◆ **Required task 1**
Reproduce the passage of the forum thread on the slow update query that runs between "Both of these" and "rows = 205M rows.", inclusive.

◆ **Source document**
---*---

Reputation: 5822
I executed an update statement along the following lines yesterday:
UPDATE MainTable
Set SomeField = SubsetTable.SomeField
where MainTable.MainTableKey = SubsetTable.MainTableKey
where SubsetTable
is a subset of MainTable
and has the same Primary Key field. MainTable
has roughly 200m records, SubsetTable
has 5m records. MainTableKey
is a GUID.
Both of these table have a clustered index on MainTableKey
.
When I executed this query the first time it took a whopping 14 hours.
Then I added a non-clustered index to MainTableKey
on both tables. Now it takes 30 minutes.
Does anyone have any ideas on why the performance gain would be so dramatic?
Upvotes: 0
Views: 243
Reputation: 110151
I bet if you look at the execution plans:
The first query is a merge join which involved reading both tables completely.
200M rows + 5M rows = 205M rows.
205M rows / 14 hours = 4067 rows per second.

---*---

◆ **Extracted records**
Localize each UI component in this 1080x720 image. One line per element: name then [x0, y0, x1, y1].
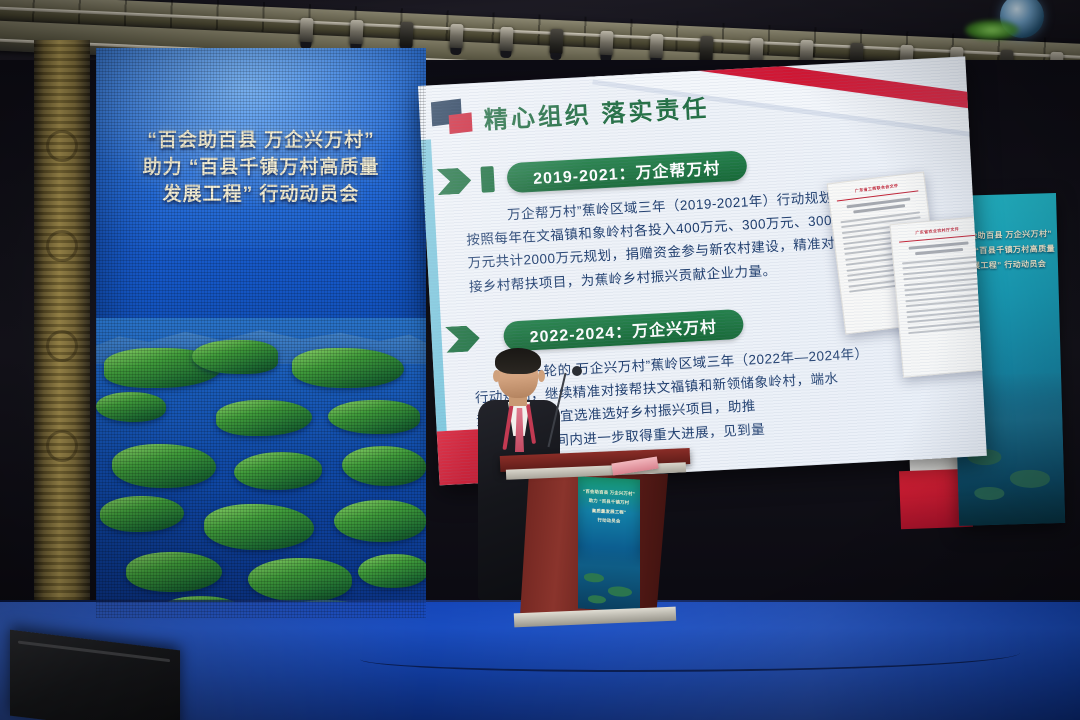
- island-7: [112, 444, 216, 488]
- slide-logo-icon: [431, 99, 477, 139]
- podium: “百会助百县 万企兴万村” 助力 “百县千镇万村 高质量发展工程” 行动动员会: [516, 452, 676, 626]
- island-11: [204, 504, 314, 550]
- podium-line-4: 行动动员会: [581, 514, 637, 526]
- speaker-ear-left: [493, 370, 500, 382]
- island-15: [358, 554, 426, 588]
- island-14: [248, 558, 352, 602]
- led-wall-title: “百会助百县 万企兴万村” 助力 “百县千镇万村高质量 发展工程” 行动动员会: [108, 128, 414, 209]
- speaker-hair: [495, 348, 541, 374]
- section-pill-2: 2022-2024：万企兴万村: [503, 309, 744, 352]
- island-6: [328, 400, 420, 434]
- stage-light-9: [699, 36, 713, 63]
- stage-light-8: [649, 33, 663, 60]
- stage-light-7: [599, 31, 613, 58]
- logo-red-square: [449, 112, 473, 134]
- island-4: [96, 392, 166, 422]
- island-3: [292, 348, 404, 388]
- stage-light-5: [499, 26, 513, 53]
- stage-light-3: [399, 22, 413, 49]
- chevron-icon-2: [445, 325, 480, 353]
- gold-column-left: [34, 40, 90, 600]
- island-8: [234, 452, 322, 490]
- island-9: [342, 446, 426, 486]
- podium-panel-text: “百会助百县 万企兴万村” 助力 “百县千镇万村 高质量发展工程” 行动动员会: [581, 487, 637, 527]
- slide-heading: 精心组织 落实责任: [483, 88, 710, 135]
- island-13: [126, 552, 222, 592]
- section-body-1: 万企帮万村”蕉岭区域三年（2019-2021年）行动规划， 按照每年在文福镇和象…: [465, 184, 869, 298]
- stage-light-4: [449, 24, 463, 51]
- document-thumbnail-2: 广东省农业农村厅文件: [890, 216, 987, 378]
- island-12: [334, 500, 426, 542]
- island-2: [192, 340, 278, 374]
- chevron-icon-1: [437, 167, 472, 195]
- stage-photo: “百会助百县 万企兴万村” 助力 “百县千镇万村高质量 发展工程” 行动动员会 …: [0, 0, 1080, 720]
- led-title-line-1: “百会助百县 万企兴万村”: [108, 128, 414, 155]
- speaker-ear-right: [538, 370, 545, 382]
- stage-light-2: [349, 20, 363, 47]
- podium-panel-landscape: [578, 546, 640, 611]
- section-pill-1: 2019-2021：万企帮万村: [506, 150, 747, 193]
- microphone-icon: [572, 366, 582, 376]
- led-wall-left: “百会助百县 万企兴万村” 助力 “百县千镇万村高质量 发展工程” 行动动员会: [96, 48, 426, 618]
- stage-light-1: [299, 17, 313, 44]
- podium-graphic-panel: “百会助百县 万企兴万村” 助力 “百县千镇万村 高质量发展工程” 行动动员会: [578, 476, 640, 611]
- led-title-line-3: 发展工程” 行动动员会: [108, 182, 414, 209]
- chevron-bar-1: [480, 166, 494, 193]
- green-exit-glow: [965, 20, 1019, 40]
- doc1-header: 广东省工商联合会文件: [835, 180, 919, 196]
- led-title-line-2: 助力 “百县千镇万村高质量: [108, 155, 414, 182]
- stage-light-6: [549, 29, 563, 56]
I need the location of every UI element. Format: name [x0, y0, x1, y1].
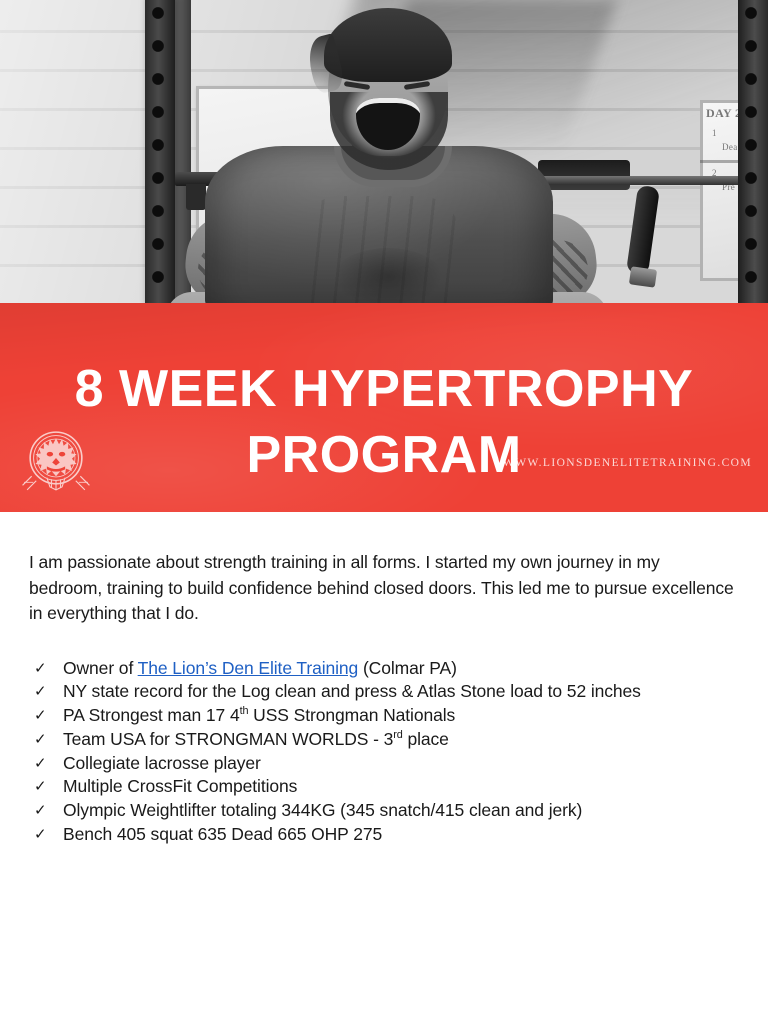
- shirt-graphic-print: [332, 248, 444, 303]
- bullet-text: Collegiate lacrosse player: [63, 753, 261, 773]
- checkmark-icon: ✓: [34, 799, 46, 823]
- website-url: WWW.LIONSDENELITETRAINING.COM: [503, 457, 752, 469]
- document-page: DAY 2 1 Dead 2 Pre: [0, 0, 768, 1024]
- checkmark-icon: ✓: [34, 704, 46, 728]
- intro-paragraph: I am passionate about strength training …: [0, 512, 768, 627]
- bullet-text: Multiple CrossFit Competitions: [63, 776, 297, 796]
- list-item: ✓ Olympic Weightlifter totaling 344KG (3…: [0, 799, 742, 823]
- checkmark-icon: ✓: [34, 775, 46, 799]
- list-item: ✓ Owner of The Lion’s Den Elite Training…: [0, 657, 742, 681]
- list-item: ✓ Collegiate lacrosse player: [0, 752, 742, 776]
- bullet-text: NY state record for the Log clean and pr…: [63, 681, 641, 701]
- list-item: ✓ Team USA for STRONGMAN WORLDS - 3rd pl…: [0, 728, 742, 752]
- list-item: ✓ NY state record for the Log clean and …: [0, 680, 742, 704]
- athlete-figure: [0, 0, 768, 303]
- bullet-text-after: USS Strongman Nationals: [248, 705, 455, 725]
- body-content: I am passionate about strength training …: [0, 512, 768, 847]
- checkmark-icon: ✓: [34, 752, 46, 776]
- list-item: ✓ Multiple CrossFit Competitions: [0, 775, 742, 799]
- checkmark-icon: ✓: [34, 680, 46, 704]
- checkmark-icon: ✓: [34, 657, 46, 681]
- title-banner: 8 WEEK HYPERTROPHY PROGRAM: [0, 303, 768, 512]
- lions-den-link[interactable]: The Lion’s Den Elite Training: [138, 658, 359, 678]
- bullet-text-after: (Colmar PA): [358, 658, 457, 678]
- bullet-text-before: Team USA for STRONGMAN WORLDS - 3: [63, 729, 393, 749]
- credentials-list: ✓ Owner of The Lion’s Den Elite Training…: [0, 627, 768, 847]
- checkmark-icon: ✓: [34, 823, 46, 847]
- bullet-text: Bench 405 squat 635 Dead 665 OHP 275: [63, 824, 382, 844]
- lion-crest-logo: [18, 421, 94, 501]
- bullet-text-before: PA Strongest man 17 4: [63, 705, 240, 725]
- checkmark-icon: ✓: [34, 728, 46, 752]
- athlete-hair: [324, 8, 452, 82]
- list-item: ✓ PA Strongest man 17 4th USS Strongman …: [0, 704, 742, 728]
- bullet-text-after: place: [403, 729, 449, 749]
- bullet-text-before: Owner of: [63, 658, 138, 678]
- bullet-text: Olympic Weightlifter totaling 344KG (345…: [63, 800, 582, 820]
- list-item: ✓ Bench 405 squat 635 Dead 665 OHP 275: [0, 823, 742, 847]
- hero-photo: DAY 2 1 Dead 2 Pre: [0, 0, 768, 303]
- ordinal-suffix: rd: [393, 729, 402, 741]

---*---

◆ **Required task 2**
Transcribe the lines of the rows between the line holding "- island-7: [112, 444, 216, 488]" and the line holding "- podium-panel-landscape: [578, 546, 640, 611]", inclusive.

◆ **Finished answer 1**
Both of these table have a clustered index on MainTableKey
.
When I executed this query the first time it took a whopping 14 hours.
Then I added a non-clustered index to MainTableKey
on both tables. Now it takes 30 minutes.
Does anyone have any ideas on why the performance gain would be so dramatic?
Upvotes: 0
Views: 243
Reputation: 110151
I bet if you look at the execution plans:
The first query is a merge join which involved reading both tables completely.
200M rows + 5M rows = 205M rows.

◆ **Finished answer 2**
- island-7: [112, 444, 216, 488]
- slide-logo-icon: [431, 99, 477, 139]
- podium: “百会助百县 万企兴万村” 助力 “百县千镇万村 高质量发展工程” 行动动员会: [516, 452, 676, 626]
- island-11: [204, 504, 314, 550]
- podium-line-4: 行动动员会: [581, 514, 637, 526]
- speaker-ear-left: [493, 370, 500, 382]
- island-15: [358, 554, 426, 588]
- island-14: [248, 558, 352, 602]
- led-wall-title: “百会助百县 万企兴万村” 助力 “百县千镇万村高质量 发展工程” 行动动员会: [108, 128, 414, 209]
- speaker-hair: [495, 348, 541, 374]
- section-pill-2: 2022-2024：万企兴万村: [503, 309, 744, 352]
- island-6: [328, 400, 420, 434]
- stage-light-9: [699, 36, 713, 63]
- stage-light-8: [649, 33, 663, 60]
- stage-light-7: [599, 31, 613, 58]
- logo-red-square: [449, 112, 473, 134]
- island-4: [96, 392, 166, 422]
- island-3: [292, 348, 404, 388]
- stage-light-5: [499, 26, 513, 53]
- stage-light-3: [399, 22, 413, 49]
- chevron-icon-2: [445, 325, 480, 353]
- gold-column-left: [34, 40, 90, 600]
- island-8: [234, 452, 322, 490]
- island-9: [342, 446, 426, 486]
- podium-panel-text: “百会助百县 万企兴万村” 助力 “百县千镇万村 高质量发展工程” 行动动员会: [581, 487, 637, 527]
- slide-heading: 精心组织 落实责任: [483, 88, 710, 135]
- island-13: [126, 552, 222, 592]
- section-body-1: 万企帮万村”蕉岭区域三年（2019-2021年）行动规划， 按照每年在文福镇和象…: [465, 184, 869, 298]
- stage-light-4: [449, 24, 463, 51]
- document-thumbnail-2: 广东省农业农村厅文件: [890, 216, 987, 378]
- island-12: [334, 500, 426, 542]
- island-2: [192, 340, 278, 374]
- chevron-icon-1: [437, 167, 472, 195]
- stage-photo: “百会助百县 万企兴万村” 助力 “百县千镇万村高质量 发展工程” 行动动员会 …: [0, 0, 1080, 720]
- led-title-line-1: “百会助百县 万企兴万村”: [108, 128, 414, 155]
- speaker-ear-right: [538, 370, 545, 382]
- stage-light-2: [349, 20, 363, 47]
- podium-panel-landscape: [578, 546, 640, 611]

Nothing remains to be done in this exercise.